=== YOUR OBJECTIVE ===
Could you repeat every entry below word for word, leaving out the pictures?

(Dataset items)
##########

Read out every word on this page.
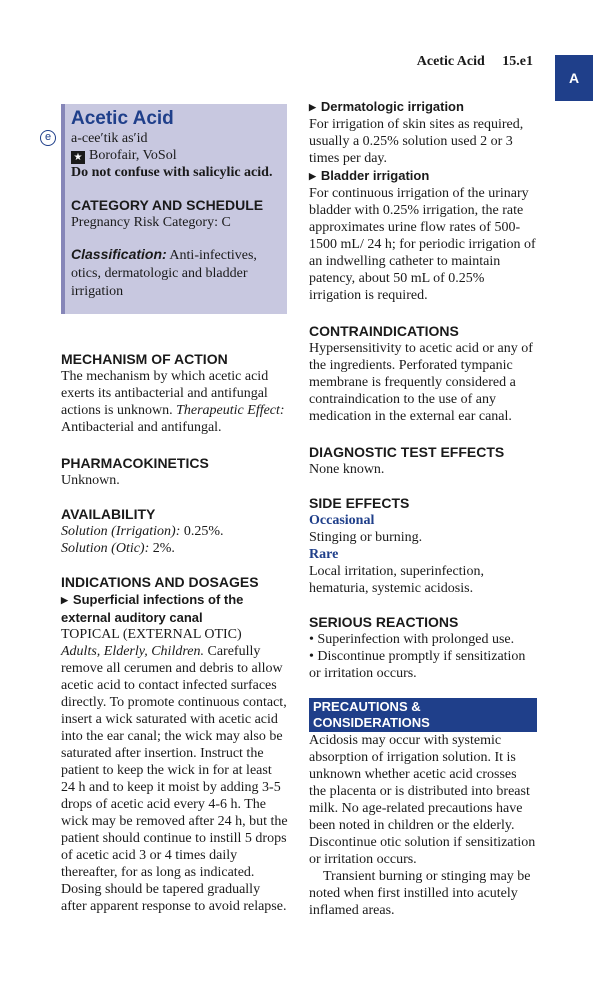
Acetic Acid 15.e1
A
e
Acetic Acid
a-cee′tik as′id
★ Borofair, VoSol
Do not confuse with salicylic acid.
CATEGORY AND SCHEDULE
Pregnancy Risk Category: C
Classification: Anti-infectives, otics, dermatologic and bladder irrigation
MECHANISM OF ACTION

The mechanism by which acetic acid exerts its antibacterial and antifungal actions is unknown. Therapeutic Effect: Antibacterial and antifungal.

PHARMACOKINETICS

Unknown.

AVAILABILITY

Solution (Irrigation): 0.25%.

Solution (Otic): 2%.

INDICATIONS AND DOSAGES
▶ Superficial infections of the external auditory canal

TOPICAL (EXTERNAL OTIC)

Adults, Elderly, Children. Carefully remove all cerumen and debris to allow acetic acid to contact infected surfaces directly. To promote continuous contact, insert a wick saturated with acetic acid into the ear canal; the wick may also be saturated after insertion. Instruct the patient to keep the wick in for at least 24 h and to keep it moist by adding 3-5 drops of acetic acid every 4-6 h. The wick may be removed after 24 h, but the patient should continue to instill 5 drops of acetic acid 3 or 4 times daily thereafter, for as long as indicated. Dosing should be tapered gradually after apparent response to avoid relapse.

▶ Dermatologic irrigation

For irrigation of skin sites as required, usually a 0.25% solution used 2 or 3 times per day.

▶ Bladder irrigation

For continuous irrigation of the urinary bladder with 0.25% irrigation, the rate approximates urine flow rates of 500-1500 mL/ 24 h; for periodic irrigation of an indwelling catheter to maintain patency, about 50 mL of 0.25% irrigation is required.

CONTRAINDICATIONS

Hypersensitivity to acetic acid or any of the ingredients. Perforated tympanic membrane is frequently considered a contraindication to the use of any medication in the external ear canal.

DIAGNOSTIC TEST EFFECTS

None known.

SIDE EFFECTS
Occasional

Stinging or burning.

Rare

Local irritation, superinfection, hematuria, systemic acidosis.

SERIOUS REACTIONS
• Superinfection with prolonged use.
• Discontinue promptly if sensitization or irritation occurs.
PRECAUTIONS & CONSIDERATIONS

Acidosis may occur with systemic absorption of irrigation solution. It is unknown whether acetic acid crosses the placenta or is distributed into breast milk. No age-related precautions have been noted in children or the elderly. Discontinue otic solution if sensitization or irritation occurs.

Transient burning or stinging may be noted when first instilled into acutely inflamed areas.
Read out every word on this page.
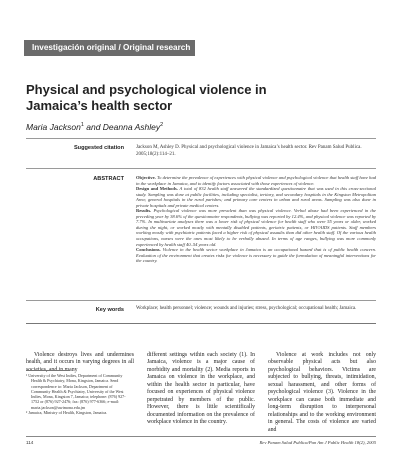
Investigación original / Original research
Physical and psychological violence in Jamaica’s health sector
Maria Jackson$^1$ and Deanna Ashley$^2$
Suggested citation Jackson M, Ashley D. Physical and psychological violence in Jamaica’s health sector. Rev Panam Salud Publica. 2005;18(2):114–21.
ABSTRACT	Objective. To determine the prevalence of experiences with physical violence and psychological violence that health staff have had in the workplace in Jamaica, and to identify factors associated with those experiences of violence.

Design and Methods. A total of 832 health staff answered the standardized questionnaire that was used in this cross-sectional study. Sampling was done at public facilities, including specialist, tertiary, and secondary hospitals in the Kingston Metropolitan Area; general hospitals in the rural parishes; and primary care centers in urban and rural areas. Sampling was also done in private hospitals and private medical centers.

Results. Psychological violence was more prevalent than was physical violence. Verbal abuse had been experienced in the preceding year by 38.6% of the questionnaire respondents, bullying was reported by 12.4%, and physical violence was reported by 7.7%. In multivariate analyses there was a lower risk of physical violence for health staff who were 55 years or older, worked during the night, or worked mostly with mentally disabled patients, geriatric patients, or HIV/AIDS patients. Staff members working mostly with psychiatric patients faced a higher risk of physical assaults than did other health staff. Of the various health occupations, nurses were the ones most likely to be verbally abused. In terms of age ranges, bullying was more commonly experienced by health staff 40–54 years old.

Conclusions. Violence in the health sector workplace in Jamaica is an occupational hazard that is of public health concern. Evaluation of the environment that creates risks for violence is necessary to guide the formulation of meaningful interventions for the country.

Key words Workplace; health personnel; violence; wounds and injuries; stress, psychological; occupational health; Jamaica.

Violence destroys lives and undermines health, and it occurs in varying degrees in all societies, and in many

¹ University of the West Indies, Department of Community Health & Psychiatry, Mona, Kingston, Jamaica. Send correspondence to: Maria Jackson, Department of Community Health & Psychiatry, University of the West Indies, Mona, Kingston 7, Jamaica; telephone: (876) 927-1752 or (876) 927-2476; fax: (876) 977-6366; e-mail: maria.jackson@uwimona.edu.jm

² Jamaica, Ministry of Health, Kingston, Jamaica.

different settings within each society (1). In Jamaica, violence is a major cause of morbidity and mortality (2). Media reports in Jamaica on violence in the workplace, and within the health sector in particular, have focused on experiences of physical violence perpetrated by members of the public. However, there is little scientifically documented information on the prevalence of workplace violence in the country.

Violence at work includes not only observable physical acts but also psychological behaviors. Victims are subjected to bullying, threats, intimidation, sexual harassment, and other forms of psychological violence (3). Violence in the workplace can cause both immediate and long-term disruption to interpersonal relationships and to the working environment in general. The costs of violence are varied and

114	Rev Panam Salud Publica/Pan Am J Public Health 18(2), 2005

##########

=== FINISHED TASK ===
Read out every word on this page.
Acetic Acid 15.e1
A
e
Acetic Acid
a-cee′tik as′id
★ Borofair, VoSol
Do not confuse with salicylic acid.
CATEGORY AND SCHEDULE
Pregnancy Risk Category: C
Classification: Anti-infectives, otics, dermatologic and bladder irrigation
MECHANISM OF ACTION

The mechanism by which acetic acid exerts its antibacterial and antifungal actions is unknown. Therapeutic Effect: Antibacterial and antifungal.

PHARMACOKINETICS

Unknown.

AVAILABILITY

Solution (Irrigation): 0.25%.

Solution (Otic): 2%.

INDICATIONS AND DOSAGES
▶ Superficial infections of the external auditory canal

TOPICAL (EXTERNAL OTIC)

Adults, Elderly, Children. Carefully remove all cerumen and debris to allow acetic acid to contact infected surfaces directly. To promote continuous contact, insert a wick saturated with acetic acid into the ear canal; the wick may also be saturated after insertion. Instruct the patient to keep the wick in for at least 24 h and to keep it moist by adding 3-5 drops of acetic acid every 4-6 h. The wick may be removed after 24 h, but the patient should continue to instill 5 drops of acetic acid 3 or 4 times daily thereafter, for as long as indicated. Dosing should be tapered gradually after apparent response to avoid relapse.

▶ Dermatologic irrigation

For irrigation of skin sites as required, usually a 0.25% solution used 2 or 3 times per day.

▶ Bladder irrigation

For continuous irrigation of the urinary bladder with 0.25% irrigation, the rate approximates urine flow rates of 500-1500 mL/ 24 h; for periodic irrigation of an indwelling catheter to maintain patency, about 50 mL of 0.25% irrigation is required.

CONTRAINDICATIONS

Hypersensitivity to acetic acid or any of the ingredients. Perforated tympanic membrane is frequently considered a contraindication to the use of any medication in the external ear canal.

DIAGNOSTIC TEST EFFECTS

None known.

SIDE EFFECTS
Occasional

Stinging or burning.

Rare

Local irritation, superinfection, hematuria, systemic acidosis.

SERIOUS REACTIONS
• Superinfection with prolonged use.
• Discontinue promptly if sensitization or irritation occurs.
PRECAUTIONS & CONSIDERATIONS

Acidosis may occur with systemic absorption of irrigation solution. It is unknown whether acetic acid crosses the placenta or is distributed into breast milk. No age-related precautions have been noted in children or the elderly. Discontinue otic solution if sensitization or irritation occurs.

Transient burning or stinging may be noted when first instilled into acutely inflamed areas.
Read out every word on this page.
Investigación original / Original research
Physical and psychological violence in Jamaica’s health sector
Maria Jackson$^1$ and Deanna Ashley$^2$
Suggested citation Jackson M, Ashley D. Physical and psychological violence in Jamaica’s health sector. Rev Panam Salud Publica. 2005;18(2):114–21.
ABSTRACT	Objective. To determine the prevalence of experiences with physical violence and psychological violence that health staff have had in the workplace in Jamaica, and to identify factors associated with those experiences of violence.

Design and Methods. A total of 832 health staff answered the standardized questionnaire that was used in this cross-sectional study. Sampling was done at public facilities, including specialist, tertiary, and secondary hospitals in the Kingston Metropolitan Area; general hospitals in the rural parishes; and primary care centers in urban and rural areas. Sampling was also done in private hospitals and private medical centers.

Results. Psychological violence was more prevalent than was physical violence. Verbal abuse had been experienced in the preceding year by 38.6% of the questionnaire respondents, bullying was reported by 12.4%, and physical violence was reported by 7.7%. In multivariate analyses there was a lower risk of physical violence for health staff who were 55 years or older, worked during the night, or worked mostly with mentally disabled patients, geriatric patients, or HIV/AIDS patients. Staff members working mostly with psychiatric patients faced a higher risk of physical assaults than did other health staff. Of the various health occupations, nurses were the ones most likely to be verbally abused. In terms of age ranges, bullying was more commonly experienced by health staff 40–54 years old.

Conclusions. Violence in the health sector workplace in Jamaica is an occupational hazard that is of public health concern. Evaluation of the environment that creates risks for violence is necessary to guide the formulation of meaningful interventions for the country.

Key words Workplace; health personnel; violence; wounds and injuries; stress, psychological; occupational health; Jamaica.

Violence destroys lives and undermines health, and it occurs in varying degrees in all societies, and in many

¹ University of the West Indies, Department of Community Health & Psychiatry, Mona, Kingston, Jamaica. Send correspondence to: Maria Jackson, Department of Community Health & Psychiatry, University of the West Indies, Mona, Kingston 7, Jamaica; telephone: (876) 927-1752 or (876) 927-2476; fax: (876) 977-6366; e-mail: maria.jackson@uwimona.edu.jm

² Jamaica, Ministry of Health, Kingston, Jamaica.

different settings within each society (1). In Jamaica, violence is a major cause of morbidity and mortality (2). Media reports in Jamaica on violence in the workplace, and within the health sector in particular, have focused on experiences of physical violence perpetrated by members of the public. However, there is little scientifically documented information on the prevalence of workplace violence in the country.

Violence at work includes not only observable physical acts but also psychological behaviors. Victims are subjected to bullying, threats, intimidation, sexual harassment, and other forms of psychological violence (3). Violence in the workplace can cause both immediate and long-term disruption to interpersonal relationships and to the working environment in general. The costs of violence are varied and

114	Rev Panam Salud Publica/Pan Am J Public Health 18(2), 2005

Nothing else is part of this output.